◆ Given instruction ◆
Reproduce the records below in full and without edits, omitting images.

◆ Working data ◆
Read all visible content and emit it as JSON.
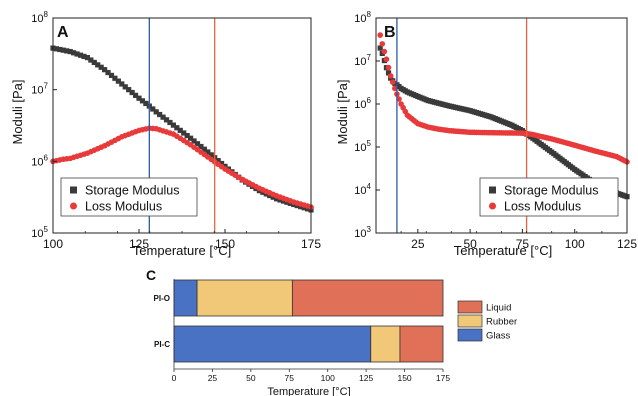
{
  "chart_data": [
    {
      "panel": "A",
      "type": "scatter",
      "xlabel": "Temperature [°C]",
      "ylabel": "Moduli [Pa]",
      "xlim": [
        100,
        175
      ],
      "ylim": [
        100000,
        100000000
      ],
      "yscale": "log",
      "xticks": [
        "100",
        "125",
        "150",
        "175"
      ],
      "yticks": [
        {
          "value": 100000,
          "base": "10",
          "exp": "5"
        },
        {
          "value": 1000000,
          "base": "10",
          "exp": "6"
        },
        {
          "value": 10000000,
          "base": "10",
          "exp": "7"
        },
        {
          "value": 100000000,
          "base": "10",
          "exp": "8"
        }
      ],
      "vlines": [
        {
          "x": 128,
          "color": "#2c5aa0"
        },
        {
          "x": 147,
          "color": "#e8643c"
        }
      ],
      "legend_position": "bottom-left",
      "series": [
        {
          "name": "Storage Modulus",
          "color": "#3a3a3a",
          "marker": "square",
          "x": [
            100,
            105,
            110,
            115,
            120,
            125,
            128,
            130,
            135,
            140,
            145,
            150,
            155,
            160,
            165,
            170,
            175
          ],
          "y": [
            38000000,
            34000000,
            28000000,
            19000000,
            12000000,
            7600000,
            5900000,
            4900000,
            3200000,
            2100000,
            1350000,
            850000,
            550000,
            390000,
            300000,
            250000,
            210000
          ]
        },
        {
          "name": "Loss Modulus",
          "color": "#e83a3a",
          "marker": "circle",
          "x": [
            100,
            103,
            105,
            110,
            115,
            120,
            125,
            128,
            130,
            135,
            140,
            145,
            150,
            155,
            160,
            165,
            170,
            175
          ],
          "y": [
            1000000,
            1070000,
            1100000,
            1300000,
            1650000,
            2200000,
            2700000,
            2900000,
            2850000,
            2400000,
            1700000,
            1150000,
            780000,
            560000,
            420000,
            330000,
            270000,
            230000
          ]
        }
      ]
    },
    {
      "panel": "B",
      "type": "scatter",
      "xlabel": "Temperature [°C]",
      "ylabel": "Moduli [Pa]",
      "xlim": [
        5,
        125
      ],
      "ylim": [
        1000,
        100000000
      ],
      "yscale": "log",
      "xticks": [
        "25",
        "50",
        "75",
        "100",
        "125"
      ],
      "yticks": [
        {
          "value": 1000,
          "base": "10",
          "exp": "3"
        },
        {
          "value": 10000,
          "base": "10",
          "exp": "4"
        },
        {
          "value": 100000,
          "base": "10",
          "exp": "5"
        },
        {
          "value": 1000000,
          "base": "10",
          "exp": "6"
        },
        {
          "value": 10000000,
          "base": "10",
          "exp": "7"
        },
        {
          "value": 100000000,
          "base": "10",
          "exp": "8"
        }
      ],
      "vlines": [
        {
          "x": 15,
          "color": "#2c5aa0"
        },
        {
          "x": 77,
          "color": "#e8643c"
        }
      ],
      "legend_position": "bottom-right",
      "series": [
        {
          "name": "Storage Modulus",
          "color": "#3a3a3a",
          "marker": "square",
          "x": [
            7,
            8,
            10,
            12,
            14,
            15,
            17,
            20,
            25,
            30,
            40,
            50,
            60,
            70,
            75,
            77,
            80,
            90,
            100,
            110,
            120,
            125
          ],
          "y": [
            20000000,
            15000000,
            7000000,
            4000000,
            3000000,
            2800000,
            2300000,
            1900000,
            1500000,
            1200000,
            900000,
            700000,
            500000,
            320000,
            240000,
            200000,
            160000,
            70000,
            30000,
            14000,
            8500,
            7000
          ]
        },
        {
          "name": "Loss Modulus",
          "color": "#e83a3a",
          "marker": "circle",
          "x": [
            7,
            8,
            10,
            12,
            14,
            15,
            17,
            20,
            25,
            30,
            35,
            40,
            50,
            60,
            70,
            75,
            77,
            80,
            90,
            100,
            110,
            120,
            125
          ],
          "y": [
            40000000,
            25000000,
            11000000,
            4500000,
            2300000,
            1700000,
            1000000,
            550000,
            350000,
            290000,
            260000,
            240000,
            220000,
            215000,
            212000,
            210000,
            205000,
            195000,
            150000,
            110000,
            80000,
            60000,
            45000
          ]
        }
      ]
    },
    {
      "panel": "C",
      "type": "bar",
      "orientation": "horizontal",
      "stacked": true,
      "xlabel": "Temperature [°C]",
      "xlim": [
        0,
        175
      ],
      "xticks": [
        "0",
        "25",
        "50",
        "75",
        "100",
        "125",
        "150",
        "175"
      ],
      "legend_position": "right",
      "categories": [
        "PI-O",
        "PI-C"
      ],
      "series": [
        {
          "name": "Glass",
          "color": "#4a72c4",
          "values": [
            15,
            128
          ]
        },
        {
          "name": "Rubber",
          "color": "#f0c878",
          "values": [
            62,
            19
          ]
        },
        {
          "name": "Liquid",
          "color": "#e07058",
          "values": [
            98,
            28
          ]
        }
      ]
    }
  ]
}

◆ Result ◆
Read all visible content and emit it as JSON.
{
  "chart_data": [
    {
      "panel": "A",
      "type": "scatter",
      "xlabel": "Temperature [°C]",
      "ylabel": "Moduli [Pa]",
      "xlim": [
        100,
        175
      ],
      "ylim": [
        100000,
        100000000
      ],
      "yscale": "log",
      "xticks": [
        "100",
        "125",
        "150",
        "175"
      ],
      "yticks": [
        {
          "value": 100000,
          "base": "10",
          "exp": "5"
        },
        {
          "value": 1000000,
          "base": "10",
          "exp": "6"
        },
        {
          "value": 10000000,
          "base": "10",
          "exp": "7"
        },
        {
          "value": 100000000,
          "base": "10",
          "exp": "8"
        }
      ],
      "vlines": [
        {
          "x": 128,
          "color": "#2c5aa0"
        },
        {
          "x": 147,
          "color": "#e8643c"
        }
      ],
      "legend_position": "bottom-left",
      "series": [
        {
          "name": "Storage Modulus",
          "color": "#3a3a3a",
          "marker": "square",
          "x": [
            100,
            105,
            110,
            115,
            120,
            125,
            128,
            130,
            135,
            140,
            145,
            150,
            155,
            160,
            165,
            170,
            175
          ],
          "y": [
            38000000,
            34000000,
            28000000,
            19000000,
            12000000,
            7600000,
            5900000,
            4900000,
            3200000,
            2100000,
            1350000,
            850000,
            550000,
            390000,
            300000,
            250000,
            210000
          ]
        },
        {
          "name": "Loss Modulus",
          "color": "#e83a3a",
          "marker": "circle",
          "x": [
            100,
            103,
            105,
            110,
            115,
            120,
            125,
            128,
            130,
            135,
            140,
            145,
            150,
            155,
            160,
            165,
            170,
            175
          ],
          "y": [
            1000000,
            1070000,
            1100000,
            1300000,
            1650000,
            2200000,
            2700000,
            2900000,
            2850000,
            2400000,
            1700000,
            1150000,
            780000,
            560000,
            420000,
            330000,
            270000,
            230000
          ]
        }
      ]
    },
    {
      "panel": "B",
      "type": "scatter",
      "xlabel": "Temperature [°C]",
      "ylabel": "Moduli [Pa]",
      "xlim": [
        5,
        125
      ],
      "ylim": [
        1000,
        100000000
      ],
      "yscale": "log",
      "xticks": [
        "25",
        "50",
        "75",
        "100",
        "125"
      ],
      "yticks": [
        {
          "value": 1000,
          "base": "10",
          "exp": "3"
        },
        {
          "value": 10000,
          "base": "10",
          "exp": "4"
        },
        {
          "value": 100000,
          "base": "10",
          "exp": "5"
        },
        {
          "value": 1000000,
          "base": "10",
          "exp": "6"
        },
        {
          "value": 10000000,
          "base": "10",
          "exp": "7"
        },
        {
          "value": 100000000,
          "base": "10",
          "exp": "8"
        }
      ],
      "vlines": [
        {
          "x": 15,
          "color": "#2c5aa0"
        },
        {
          "x": 77,
          "color": "#e8643c"
        }
      ],
      "legend_position": "bottom-right",
      "series": [
        {
          "name": "Storage Modulus",
          "color": "#3a3a3a",
          "marker": "square",
          "x": [
            7,
            8,
            10,
            12,
            14,
            15,
            17,
            20,
            25,
            30,
            40,
            50,
            60,
            70,
            75,
            77,
            80,
            90,
            100,
            110,
            120,
            125
          ],
          "y": [
            20000000,
            15000000,
            7000000,
            4000000,
            3000000,
            2800000,
            2300000,
            1900000,
            1500000,
            1200000,
            900000,
            700000,
            500000,
            320000,
            240000,
            200000,
            160000,
            70000,
            30000,
            14000,
            8500,
            7000
          ]
        },
        {
          "name": "Loss Modulus",
          "color": "#e83a3a",
          "marker": "circle",
          "x": [
            7,
            8,
            10,
            12,
            14,
            15,
            17,
            20,
            25,
            30,
            35,
            40,
            50,
            60,
            70,
            75,
            77,
            80,
            90,
            100,
            110,
            120,
            125
          ],
          "y": [
            40000000,
            25000000,
            11000000,
            4500000,
            2300000,
            1700000,
            1000000,
            550000,
            350000,
            290000,
            260000,
            240000,
            220000,
            215000,
            212000,
            210000,
            205000,
            195000,
            150000,
            110000,
            80000,
            60000,
            45000
          ]
        }
      ]
    },
    {
      "panel": "C",
      "type": "bar",
      "orientation": "horizontal",
      "stacked": true,
      "xlabel": "Temperature [°C]",
      "xlim": [
        0,
        175
      ],
      "xticks": [
        "0",
        "25",
        "50",
        "75",
        "100",
        "125",
        "150",
        "175"
      ],
      "legend_position": "right",
      "categories": [
        "PI-O",
        "PI-C"
      ],
      "series": [
        {
          "name": "Glass",
          "color": "#4a72c4",
          "values": [
            15,
            128
          ]
        },
        {
          "name": "Rubber",
          "color": "#f0c878",
          "values": [
            62,
            19
          ]
        },
        {
          "name": "Liquid",
          "color": "#e07058",
          "values": [
            98,
            28
          ]
        }
      ]
    }
  ]
}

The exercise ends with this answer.